Copy out the lines that have "label" in them.

#### Data items
--------------------------------------------------

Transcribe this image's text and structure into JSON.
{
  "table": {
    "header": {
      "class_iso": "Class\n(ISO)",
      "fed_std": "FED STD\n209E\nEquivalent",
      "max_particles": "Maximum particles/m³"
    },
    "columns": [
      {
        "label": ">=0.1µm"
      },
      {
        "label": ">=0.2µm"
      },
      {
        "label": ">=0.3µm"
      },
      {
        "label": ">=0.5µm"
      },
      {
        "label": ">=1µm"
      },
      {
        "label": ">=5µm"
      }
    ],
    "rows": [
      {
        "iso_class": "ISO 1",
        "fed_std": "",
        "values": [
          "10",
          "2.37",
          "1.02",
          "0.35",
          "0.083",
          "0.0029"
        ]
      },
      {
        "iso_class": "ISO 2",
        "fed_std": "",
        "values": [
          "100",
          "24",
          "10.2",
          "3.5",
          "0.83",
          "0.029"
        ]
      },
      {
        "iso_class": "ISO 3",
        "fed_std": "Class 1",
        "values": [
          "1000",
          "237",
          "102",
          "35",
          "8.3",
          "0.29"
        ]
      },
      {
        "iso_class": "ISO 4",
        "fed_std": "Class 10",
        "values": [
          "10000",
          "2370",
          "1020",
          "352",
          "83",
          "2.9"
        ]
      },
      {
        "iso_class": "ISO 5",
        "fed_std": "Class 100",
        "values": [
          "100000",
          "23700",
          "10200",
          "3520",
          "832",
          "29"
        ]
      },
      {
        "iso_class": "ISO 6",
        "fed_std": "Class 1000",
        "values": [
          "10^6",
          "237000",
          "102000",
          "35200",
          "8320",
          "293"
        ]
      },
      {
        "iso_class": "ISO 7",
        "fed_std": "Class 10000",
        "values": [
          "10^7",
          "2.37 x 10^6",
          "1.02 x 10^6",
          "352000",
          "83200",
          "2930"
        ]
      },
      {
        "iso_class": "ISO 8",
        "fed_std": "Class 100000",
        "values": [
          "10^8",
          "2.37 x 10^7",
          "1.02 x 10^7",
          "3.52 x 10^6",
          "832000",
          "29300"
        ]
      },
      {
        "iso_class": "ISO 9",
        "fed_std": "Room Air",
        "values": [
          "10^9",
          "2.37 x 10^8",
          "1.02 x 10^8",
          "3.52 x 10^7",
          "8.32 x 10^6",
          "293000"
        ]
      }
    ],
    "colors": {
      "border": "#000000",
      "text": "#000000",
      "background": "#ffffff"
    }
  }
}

--------------------------------------------------

#### Response below
        "label": ">=0.1µm"
        "label": ">=0.2µm"
        "label": ">=0.3µm"
        "label": ">=0.5µm"
        "label": ">=1µm"
        "label": ">=5µm"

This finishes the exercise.